**Data provided:**
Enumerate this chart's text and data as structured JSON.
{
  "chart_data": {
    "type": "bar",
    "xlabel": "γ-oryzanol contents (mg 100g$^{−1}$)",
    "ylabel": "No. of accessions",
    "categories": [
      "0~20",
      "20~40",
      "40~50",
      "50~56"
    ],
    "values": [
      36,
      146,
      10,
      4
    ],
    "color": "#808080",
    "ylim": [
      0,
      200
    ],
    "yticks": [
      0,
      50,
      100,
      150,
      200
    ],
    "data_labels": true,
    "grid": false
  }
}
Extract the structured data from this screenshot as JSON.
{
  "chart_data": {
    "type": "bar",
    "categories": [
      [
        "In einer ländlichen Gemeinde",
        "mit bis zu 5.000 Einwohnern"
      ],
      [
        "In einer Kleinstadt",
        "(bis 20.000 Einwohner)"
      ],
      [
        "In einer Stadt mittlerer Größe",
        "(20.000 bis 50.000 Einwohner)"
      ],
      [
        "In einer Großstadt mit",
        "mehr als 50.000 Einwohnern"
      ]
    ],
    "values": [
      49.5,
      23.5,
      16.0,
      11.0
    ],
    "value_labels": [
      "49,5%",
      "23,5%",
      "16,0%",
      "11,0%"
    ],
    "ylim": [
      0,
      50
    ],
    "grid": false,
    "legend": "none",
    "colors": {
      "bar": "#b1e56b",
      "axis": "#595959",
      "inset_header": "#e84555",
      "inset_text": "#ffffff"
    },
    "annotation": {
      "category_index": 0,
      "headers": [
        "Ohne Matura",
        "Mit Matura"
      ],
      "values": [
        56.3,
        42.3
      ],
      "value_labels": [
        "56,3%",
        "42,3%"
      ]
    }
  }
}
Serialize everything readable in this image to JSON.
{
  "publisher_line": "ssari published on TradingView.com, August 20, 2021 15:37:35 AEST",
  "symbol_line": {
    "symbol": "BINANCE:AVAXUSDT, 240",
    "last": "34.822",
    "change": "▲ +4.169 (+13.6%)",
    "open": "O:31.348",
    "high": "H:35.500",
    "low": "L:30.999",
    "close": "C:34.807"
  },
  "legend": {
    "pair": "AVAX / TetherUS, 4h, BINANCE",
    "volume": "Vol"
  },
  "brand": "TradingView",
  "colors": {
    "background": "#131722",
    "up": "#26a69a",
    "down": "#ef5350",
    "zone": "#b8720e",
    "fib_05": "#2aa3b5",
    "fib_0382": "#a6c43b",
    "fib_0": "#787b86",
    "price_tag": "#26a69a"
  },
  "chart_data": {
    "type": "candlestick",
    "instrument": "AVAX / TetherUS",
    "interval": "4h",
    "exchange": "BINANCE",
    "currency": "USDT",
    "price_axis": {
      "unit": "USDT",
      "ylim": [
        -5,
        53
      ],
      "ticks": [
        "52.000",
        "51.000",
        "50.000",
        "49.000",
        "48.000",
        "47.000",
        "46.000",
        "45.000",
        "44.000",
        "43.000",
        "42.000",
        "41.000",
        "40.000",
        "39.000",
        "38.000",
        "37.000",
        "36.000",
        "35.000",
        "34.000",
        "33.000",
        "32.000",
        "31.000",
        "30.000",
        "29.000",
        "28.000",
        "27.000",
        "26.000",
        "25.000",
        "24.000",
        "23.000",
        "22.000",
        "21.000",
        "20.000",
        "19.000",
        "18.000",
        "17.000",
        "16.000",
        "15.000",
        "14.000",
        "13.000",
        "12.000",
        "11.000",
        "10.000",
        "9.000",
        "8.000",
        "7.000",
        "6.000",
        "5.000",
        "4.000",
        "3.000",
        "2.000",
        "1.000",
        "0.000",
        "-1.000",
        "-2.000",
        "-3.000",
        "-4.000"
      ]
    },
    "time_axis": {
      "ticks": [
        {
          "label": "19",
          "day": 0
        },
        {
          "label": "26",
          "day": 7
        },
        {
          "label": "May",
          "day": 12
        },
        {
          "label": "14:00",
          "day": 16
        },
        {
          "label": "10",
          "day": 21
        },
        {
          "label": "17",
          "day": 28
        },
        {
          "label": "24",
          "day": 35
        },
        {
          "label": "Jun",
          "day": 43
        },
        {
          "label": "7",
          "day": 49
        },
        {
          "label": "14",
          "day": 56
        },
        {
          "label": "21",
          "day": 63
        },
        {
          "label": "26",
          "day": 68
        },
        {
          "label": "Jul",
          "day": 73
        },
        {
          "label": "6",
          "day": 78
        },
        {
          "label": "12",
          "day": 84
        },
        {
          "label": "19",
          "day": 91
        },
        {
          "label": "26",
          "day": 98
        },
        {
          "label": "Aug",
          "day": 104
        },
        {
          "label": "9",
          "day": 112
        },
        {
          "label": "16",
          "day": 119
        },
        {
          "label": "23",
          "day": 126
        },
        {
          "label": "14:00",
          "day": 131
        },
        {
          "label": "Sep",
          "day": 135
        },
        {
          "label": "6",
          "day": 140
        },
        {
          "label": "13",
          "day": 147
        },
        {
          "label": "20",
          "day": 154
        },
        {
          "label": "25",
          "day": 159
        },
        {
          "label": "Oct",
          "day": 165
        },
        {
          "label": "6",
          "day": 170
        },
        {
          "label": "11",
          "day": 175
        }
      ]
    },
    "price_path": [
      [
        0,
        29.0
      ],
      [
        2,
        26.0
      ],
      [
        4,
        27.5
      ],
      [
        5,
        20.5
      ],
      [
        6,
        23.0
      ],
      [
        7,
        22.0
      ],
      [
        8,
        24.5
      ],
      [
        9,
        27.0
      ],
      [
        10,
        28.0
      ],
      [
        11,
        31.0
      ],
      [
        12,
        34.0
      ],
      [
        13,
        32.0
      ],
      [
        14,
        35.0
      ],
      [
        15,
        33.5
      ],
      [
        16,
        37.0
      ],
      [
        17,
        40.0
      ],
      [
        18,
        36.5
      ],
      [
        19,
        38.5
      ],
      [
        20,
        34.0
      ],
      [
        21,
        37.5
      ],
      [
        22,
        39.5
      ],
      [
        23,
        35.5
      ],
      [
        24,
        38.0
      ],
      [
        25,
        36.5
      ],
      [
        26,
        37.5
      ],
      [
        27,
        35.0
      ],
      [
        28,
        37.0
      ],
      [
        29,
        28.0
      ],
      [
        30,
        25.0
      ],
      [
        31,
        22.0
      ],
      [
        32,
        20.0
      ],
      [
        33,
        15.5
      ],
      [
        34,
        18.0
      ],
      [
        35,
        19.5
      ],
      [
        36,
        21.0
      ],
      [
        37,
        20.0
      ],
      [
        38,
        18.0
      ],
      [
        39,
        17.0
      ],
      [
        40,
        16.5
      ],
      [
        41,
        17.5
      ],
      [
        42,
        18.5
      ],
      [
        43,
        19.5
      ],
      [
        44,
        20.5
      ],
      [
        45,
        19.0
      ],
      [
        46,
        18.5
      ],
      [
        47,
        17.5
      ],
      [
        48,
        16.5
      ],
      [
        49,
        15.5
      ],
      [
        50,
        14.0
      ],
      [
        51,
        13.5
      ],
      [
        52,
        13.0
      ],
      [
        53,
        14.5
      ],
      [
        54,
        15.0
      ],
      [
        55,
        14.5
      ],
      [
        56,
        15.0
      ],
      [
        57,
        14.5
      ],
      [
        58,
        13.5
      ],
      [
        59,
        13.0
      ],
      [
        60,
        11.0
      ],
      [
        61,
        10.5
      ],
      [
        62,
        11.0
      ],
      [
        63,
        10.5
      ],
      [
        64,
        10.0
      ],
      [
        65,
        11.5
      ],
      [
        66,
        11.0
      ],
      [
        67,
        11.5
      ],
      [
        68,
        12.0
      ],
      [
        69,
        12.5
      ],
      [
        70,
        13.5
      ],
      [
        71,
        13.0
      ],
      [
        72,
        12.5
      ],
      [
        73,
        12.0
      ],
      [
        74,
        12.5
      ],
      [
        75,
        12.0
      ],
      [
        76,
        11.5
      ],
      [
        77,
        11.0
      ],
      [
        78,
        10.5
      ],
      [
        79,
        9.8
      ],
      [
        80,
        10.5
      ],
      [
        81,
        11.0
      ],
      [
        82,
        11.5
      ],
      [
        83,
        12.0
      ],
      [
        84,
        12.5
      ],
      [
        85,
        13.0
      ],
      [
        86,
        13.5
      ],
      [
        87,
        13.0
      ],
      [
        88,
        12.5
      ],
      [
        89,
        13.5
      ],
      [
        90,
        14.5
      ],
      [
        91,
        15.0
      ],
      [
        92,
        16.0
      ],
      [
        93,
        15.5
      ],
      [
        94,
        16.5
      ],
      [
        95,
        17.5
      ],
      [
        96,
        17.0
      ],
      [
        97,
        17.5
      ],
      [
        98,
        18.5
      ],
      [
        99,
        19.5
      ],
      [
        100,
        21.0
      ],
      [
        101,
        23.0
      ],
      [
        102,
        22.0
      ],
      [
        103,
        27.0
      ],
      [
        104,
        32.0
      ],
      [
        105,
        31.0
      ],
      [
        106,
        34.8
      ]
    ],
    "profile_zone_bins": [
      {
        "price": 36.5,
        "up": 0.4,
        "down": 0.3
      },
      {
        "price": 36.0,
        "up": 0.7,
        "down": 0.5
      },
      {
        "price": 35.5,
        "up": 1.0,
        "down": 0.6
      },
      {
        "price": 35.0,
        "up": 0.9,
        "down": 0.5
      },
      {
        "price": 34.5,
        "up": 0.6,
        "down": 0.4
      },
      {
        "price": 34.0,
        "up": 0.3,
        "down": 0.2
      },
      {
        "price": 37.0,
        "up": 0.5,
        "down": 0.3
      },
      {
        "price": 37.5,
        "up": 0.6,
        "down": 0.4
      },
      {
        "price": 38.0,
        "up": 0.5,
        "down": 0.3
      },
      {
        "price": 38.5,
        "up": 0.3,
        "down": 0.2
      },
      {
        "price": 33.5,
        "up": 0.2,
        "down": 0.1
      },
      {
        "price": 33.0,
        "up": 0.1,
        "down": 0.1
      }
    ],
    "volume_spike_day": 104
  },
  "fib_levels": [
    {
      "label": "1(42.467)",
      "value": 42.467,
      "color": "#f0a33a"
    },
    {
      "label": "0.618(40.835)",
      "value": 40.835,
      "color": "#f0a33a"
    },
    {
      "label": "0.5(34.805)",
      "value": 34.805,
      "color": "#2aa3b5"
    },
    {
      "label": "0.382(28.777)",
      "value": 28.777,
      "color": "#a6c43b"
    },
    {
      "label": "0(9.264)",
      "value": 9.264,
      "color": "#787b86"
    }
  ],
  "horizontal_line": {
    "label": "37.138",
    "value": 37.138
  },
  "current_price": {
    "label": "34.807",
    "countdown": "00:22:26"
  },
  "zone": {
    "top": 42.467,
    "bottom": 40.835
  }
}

**Your task:** Using the listing above, pull out all lines that hold the word "einer".

**Response to the task:**
        "In einer ländlichen Gemeinde",
        "In einer Kleinstadt",
        "In einer Stadt mittlerer Größe",
        "In einer Großstadt mit",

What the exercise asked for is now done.